"""
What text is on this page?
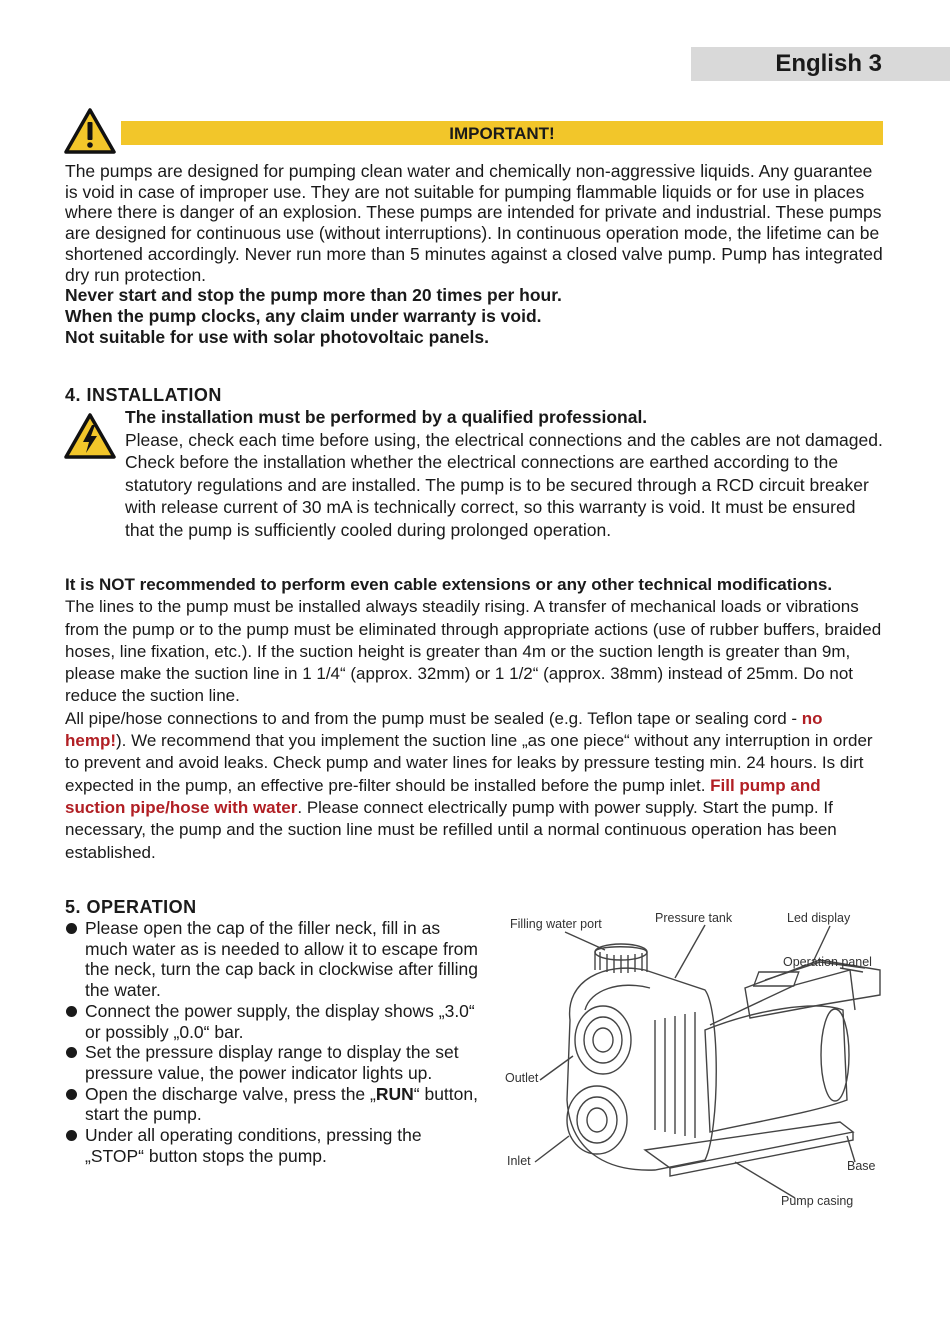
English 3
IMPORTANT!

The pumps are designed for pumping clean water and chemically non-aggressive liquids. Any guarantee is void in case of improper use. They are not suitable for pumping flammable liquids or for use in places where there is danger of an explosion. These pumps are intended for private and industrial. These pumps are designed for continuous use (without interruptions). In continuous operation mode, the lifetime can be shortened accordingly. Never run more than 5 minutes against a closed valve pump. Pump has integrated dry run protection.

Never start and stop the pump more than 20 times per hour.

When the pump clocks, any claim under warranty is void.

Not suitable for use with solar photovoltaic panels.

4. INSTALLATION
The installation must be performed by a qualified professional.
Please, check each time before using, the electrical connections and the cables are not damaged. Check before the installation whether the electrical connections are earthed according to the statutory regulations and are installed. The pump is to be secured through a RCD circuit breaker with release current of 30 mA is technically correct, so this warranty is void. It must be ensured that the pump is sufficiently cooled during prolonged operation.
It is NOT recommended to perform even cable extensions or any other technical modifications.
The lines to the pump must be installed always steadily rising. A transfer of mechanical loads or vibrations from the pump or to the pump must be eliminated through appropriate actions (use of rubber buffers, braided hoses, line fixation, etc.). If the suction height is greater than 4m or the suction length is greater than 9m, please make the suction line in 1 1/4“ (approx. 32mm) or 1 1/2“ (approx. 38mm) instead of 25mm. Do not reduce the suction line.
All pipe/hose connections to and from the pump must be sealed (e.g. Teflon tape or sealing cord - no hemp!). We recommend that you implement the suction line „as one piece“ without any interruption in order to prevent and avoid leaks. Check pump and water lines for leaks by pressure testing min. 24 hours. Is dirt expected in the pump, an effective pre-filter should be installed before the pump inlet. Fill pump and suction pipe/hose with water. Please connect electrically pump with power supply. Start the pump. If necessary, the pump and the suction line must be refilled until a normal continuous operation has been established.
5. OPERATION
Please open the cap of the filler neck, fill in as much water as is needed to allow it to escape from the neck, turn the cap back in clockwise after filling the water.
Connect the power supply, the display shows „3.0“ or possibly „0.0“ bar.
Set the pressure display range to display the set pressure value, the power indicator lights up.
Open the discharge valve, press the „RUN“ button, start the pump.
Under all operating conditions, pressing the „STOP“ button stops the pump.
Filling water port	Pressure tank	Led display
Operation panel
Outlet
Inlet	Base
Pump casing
"""
▸ **WORK TO BE COMPLETED**: Check each line of the entries above for the word "button". List the ones that have it.

▸ **EXERCISE RESPONSE**:
Open the discharge valve, press the „RUN“ button, start the pump.
Under all operating conditions, pressing the „STOP“ button stops the pump.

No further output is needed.